## [SELECTION]
______________________________

That image always irrationally annoyed me because one of my first experiences with the game was slowly, carefully walking along a bridge that was my only way forward at the time, only to have a giant loving dragon out of nowhere fly by from behind me and spit fire engulfing the entire bridge, instantly killing me. When I brought that up at some point, the response was, no poo poo, "there were scorch marks on the bridge, so obviously you could have seen that coming."

You also see the dragon earlier in the stage, like in the first room or something. It's a pretty bullshit excuse though. That whole dragon section is kind of dumb since it guards a whole covenant and a shortcut to another part of the stage, then just vanishes once you progress an arbitrary way into the game.


Woolie Wool posted:

Everything I hear about how Dark Souls handles diffoculty makes it sound like single player Quake, which is more about learning monster patterns and paying attention rather than dancing a ballet like Doom.

Depends on how you play, a lot of people use heavy armor tank builds their first time so it goes by really slowly and carefully. I always grabbed the biggest sword I could find and put all my points into strength with the firm belief that something couldn't be dangerous if it was already dead.

______________________________

## [GIVEN DATA]
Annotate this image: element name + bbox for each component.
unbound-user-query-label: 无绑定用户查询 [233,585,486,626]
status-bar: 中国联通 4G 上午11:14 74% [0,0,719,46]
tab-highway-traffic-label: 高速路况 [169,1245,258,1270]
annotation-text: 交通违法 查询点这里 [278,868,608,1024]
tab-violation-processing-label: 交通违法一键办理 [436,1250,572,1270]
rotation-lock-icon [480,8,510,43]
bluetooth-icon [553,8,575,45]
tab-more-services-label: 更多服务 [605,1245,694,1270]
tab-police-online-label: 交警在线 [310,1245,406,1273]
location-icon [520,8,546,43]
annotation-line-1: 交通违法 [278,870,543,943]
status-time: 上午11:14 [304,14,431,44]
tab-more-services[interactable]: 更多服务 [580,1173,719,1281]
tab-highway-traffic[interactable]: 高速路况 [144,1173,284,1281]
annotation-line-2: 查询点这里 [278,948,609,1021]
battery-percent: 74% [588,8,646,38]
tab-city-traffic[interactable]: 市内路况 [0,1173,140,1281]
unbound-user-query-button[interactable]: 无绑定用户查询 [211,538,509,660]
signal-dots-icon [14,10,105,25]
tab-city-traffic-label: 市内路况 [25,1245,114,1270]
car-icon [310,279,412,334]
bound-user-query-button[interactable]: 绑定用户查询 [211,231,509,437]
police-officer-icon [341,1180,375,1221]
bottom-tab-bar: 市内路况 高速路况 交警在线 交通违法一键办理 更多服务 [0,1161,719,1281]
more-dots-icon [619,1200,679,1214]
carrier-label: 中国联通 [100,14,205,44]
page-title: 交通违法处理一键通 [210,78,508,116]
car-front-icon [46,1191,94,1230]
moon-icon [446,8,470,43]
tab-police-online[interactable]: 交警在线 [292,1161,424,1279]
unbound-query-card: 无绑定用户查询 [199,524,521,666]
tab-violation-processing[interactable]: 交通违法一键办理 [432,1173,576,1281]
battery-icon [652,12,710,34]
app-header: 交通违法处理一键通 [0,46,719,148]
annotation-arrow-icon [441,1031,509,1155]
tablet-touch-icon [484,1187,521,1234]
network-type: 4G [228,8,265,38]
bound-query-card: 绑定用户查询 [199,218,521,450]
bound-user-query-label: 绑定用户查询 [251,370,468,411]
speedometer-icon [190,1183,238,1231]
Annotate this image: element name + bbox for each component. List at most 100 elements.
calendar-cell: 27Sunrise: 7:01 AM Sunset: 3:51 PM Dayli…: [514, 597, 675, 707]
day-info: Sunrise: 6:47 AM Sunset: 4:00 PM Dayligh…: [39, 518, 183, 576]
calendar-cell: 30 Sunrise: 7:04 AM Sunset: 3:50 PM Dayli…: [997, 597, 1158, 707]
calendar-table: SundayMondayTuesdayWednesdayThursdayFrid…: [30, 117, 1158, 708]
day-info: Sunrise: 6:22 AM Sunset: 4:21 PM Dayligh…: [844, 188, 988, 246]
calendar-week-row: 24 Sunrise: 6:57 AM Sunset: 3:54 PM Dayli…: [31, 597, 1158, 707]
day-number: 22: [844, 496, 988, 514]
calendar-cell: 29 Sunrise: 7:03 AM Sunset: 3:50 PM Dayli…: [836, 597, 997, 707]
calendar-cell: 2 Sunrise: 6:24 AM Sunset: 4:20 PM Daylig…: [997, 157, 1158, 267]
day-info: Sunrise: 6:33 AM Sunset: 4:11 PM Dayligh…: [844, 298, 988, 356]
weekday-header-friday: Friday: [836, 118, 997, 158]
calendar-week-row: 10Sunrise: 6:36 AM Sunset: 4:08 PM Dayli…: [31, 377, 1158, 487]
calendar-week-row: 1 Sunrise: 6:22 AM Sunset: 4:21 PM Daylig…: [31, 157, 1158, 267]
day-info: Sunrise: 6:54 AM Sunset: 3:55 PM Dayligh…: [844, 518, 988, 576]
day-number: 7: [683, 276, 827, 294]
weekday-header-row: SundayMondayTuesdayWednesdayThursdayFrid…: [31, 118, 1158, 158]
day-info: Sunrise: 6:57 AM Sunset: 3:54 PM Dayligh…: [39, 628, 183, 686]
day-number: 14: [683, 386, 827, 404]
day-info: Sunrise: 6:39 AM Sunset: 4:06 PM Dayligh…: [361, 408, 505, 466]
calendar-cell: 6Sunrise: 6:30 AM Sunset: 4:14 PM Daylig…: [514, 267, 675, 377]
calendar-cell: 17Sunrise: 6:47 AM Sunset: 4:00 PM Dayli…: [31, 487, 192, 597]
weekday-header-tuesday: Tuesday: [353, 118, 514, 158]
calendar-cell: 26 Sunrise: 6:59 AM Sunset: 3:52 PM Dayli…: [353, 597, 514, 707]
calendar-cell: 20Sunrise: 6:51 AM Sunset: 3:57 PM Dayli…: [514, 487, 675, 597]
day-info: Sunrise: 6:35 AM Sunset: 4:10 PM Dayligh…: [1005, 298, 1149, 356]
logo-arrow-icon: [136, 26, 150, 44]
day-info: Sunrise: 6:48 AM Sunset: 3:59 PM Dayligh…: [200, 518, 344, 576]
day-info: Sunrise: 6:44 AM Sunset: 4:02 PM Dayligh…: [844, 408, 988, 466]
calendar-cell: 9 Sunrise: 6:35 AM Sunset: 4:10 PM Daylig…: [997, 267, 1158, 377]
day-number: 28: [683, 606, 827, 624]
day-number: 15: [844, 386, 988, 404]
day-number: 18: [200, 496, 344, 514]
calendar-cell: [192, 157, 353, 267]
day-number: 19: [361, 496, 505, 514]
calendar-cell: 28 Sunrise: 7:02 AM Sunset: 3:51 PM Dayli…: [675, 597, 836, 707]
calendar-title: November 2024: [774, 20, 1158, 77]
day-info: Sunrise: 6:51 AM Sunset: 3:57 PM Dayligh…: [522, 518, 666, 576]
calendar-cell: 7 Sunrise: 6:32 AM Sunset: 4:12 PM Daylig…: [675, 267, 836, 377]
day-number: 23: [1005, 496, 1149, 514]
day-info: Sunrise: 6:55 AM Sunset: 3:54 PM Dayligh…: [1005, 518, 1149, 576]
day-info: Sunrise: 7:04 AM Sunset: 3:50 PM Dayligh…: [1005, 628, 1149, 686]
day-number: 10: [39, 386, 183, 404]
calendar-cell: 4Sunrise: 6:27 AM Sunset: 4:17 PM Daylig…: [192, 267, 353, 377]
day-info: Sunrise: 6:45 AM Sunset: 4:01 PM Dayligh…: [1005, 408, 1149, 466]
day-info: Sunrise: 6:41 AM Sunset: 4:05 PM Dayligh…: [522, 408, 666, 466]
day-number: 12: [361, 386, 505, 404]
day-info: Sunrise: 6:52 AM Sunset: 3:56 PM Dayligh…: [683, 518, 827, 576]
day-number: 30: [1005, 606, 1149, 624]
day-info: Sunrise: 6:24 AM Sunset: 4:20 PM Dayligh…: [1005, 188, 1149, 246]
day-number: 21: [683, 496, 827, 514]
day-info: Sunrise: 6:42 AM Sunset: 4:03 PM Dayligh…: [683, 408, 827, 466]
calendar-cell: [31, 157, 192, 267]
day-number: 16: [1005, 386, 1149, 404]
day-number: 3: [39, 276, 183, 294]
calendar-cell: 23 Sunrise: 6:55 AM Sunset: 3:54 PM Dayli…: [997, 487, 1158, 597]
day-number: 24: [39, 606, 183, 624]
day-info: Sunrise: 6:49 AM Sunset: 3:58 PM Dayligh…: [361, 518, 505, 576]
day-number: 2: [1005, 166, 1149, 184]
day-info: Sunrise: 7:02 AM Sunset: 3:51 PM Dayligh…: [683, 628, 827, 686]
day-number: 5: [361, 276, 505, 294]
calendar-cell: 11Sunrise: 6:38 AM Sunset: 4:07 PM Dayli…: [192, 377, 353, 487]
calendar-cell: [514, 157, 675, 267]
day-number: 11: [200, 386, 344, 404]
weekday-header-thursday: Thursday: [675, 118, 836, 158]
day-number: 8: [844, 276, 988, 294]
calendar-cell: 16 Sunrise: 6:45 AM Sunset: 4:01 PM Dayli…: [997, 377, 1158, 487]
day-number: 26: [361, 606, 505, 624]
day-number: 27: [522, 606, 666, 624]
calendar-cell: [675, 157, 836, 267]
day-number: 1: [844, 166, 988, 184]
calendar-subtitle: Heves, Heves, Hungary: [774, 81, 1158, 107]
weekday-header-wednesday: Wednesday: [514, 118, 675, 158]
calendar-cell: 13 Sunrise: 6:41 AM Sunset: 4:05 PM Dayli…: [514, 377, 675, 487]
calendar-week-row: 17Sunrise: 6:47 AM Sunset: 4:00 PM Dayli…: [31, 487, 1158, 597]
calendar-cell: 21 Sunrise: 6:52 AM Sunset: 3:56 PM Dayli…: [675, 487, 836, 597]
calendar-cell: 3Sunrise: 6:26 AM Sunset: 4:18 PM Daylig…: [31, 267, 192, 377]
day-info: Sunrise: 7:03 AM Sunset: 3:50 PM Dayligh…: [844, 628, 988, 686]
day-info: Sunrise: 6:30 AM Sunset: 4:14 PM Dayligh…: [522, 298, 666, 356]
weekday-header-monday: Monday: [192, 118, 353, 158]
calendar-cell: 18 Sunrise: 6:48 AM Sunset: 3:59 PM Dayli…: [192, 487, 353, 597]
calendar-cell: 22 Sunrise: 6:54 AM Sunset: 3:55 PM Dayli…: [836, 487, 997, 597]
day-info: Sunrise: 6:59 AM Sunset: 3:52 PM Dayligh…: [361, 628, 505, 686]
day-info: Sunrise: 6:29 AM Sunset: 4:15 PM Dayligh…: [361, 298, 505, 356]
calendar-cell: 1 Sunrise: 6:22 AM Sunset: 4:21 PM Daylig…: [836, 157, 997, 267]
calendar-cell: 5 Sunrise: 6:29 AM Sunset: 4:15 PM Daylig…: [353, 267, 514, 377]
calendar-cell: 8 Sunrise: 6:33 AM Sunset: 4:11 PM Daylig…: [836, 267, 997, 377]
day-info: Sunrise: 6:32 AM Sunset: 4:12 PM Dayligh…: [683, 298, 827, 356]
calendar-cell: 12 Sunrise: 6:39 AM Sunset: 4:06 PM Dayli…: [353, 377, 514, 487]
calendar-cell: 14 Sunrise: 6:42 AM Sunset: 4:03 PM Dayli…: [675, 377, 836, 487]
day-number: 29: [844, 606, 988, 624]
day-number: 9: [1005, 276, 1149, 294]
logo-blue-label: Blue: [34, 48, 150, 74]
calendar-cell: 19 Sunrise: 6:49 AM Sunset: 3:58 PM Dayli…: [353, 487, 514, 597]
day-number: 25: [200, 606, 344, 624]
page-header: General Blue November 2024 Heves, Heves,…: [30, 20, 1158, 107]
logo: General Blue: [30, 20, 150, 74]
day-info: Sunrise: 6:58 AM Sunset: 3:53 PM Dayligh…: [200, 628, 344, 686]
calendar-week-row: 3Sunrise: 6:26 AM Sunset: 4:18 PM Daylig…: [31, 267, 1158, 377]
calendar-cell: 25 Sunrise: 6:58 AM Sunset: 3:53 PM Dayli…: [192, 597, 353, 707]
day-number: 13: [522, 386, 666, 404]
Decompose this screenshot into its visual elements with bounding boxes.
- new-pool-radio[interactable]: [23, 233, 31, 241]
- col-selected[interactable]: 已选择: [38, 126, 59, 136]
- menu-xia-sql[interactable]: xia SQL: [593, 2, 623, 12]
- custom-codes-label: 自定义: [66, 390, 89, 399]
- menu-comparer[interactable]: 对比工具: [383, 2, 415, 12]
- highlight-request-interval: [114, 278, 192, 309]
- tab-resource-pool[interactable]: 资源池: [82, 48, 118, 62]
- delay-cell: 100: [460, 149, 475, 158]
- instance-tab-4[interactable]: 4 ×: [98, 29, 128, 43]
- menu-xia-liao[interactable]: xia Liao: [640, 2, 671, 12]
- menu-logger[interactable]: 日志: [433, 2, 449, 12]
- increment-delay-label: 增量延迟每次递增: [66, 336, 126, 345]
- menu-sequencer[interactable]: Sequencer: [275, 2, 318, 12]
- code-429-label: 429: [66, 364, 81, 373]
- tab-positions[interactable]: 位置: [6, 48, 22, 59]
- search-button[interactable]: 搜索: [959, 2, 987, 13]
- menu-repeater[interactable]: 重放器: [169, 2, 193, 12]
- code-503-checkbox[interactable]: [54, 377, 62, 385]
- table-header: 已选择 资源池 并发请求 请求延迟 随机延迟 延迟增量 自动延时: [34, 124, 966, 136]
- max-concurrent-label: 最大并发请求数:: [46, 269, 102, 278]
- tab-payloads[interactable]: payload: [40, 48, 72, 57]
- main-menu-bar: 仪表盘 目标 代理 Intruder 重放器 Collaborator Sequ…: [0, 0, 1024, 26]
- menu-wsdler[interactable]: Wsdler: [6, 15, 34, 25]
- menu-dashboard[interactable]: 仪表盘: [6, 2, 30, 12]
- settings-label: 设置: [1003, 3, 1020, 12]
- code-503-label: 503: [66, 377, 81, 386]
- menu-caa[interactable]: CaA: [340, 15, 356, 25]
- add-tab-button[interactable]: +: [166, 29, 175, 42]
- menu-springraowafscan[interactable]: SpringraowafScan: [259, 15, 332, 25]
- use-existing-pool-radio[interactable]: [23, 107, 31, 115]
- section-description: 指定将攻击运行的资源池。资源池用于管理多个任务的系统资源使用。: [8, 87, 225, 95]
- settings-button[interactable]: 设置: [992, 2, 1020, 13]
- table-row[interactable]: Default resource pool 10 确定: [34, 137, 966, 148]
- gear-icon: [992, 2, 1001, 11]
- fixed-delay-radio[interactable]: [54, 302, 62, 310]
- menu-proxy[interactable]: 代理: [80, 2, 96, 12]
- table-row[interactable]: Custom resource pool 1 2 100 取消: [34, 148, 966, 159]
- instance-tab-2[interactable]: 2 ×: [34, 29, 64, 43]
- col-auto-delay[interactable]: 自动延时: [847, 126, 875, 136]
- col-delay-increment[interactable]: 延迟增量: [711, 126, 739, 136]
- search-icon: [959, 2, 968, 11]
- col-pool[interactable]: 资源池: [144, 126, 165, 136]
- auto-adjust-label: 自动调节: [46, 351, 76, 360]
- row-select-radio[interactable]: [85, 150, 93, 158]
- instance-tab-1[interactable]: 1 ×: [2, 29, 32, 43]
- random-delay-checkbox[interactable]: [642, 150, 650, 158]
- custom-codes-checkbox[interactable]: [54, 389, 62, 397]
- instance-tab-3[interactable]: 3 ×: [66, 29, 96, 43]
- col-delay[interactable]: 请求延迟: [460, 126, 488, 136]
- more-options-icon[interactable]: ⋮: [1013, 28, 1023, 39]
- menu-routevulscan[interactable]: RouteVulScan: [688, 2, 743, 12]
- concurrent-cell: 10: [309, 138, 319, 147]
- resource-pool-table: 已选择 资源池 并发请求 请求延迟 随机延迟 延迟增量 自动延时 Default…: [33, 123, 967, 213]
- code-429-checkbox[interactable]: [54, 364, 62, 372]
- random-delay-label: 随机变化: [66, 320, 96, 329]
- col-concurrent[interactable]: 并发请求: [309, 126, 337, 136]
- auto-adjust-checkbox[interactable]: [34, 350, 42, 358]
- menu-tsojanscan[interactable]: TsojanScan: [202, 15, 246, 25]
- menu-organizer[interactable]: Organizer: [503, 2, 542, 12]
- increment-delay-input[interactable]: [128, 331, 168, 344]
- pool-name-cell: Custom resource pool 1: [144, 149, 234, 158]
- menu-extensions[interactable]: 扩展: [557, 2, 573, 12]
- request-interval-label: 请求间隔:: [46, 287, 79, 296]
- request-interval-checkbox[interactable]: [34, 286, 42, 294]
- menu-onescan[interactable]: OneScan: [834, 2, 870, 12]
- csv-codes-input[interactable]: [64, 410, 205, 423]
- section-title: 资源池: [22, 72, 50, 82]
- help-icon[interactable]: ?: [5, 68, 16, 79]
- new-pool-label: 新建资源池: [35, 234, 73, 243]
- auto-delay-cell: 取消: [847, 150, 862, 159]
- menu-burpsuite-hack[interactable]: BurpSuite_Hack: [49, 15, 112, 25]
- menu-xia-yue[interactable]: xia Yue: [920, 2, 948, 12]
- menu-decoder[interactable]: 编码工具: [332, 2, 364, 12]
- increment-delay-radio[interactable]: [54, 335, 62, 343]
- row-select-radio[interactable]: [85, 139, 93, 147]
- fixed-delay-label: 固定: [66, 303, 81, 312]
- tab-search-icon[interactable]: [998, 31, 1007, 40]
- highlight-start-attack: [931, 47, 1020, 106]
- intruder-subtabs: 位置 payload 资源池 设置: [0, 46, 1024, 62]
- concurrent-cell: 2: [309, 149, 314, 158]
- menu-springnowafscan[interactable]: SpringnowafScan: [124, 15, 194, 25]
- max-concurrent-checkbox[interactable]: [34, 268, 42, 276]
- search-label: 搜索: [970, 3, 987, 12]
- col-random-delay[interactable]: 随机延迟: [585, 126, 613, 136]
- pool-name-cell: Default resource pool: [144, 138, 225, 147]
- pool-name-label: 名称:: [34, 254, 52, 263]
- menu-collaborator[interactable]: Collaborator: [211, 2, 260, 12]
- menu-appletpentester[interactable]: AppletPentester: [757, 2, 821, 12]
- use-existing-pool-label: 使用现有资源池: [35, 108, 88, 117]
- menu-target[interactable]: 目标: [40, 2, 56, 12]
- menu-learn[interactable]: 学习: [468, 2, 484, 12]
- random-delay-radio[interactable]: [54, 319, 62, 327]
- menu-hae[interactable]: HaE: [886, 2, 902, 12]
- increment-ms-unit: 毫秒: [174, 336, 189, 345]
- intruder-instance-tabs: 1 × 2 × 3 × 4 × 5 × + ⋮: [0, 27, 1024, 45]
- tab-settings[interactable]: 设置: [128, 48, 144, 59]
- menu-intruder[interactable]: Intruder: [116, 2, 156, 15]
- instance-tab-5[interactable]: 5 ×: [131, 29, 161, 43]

______________________________

## [OBJECTIVE]
Reproduce the whole Dark Souls forum discussion above word for word.

## [CORRECT OUTPUT]
That image always irrationally annoyed me because one of my first experiences with the game was slowly, carefully walking along a bridge that was my only way forward at the time, only to have a giant loving dragon out of nowhere fly by from behind me and spit fire engulfing the entire bridge, instantly killing me. When I brought that up at some point, the response was, no poo poo, "there were scorch marks on the bridge, so obviously you could have seen that coming."

You also see the dragon earlier in the stage, like in the first room or something. It's a pretty bullshit excuse though. That whole dragon section is kind of dumb since it guards a whole covenant and a shortcut to another part of the stage, then just vanishes once you progress an arbitrary way into the game.


Woolie Wool posted:

Everything I hear about how Dark Souls handles diffoculty makes it sound like single player Quake, which is more about learning monster patterns and paying attention rather than dancing a ballet like Doom.

Depends on how you play, a lot of people use heavy armor tank builds their first time so it goes by really slowly and carefully. I always grabbed the biggest sword I could find and put all my points into strength with the firm belief that something couldn't be dangerous if it was already dead.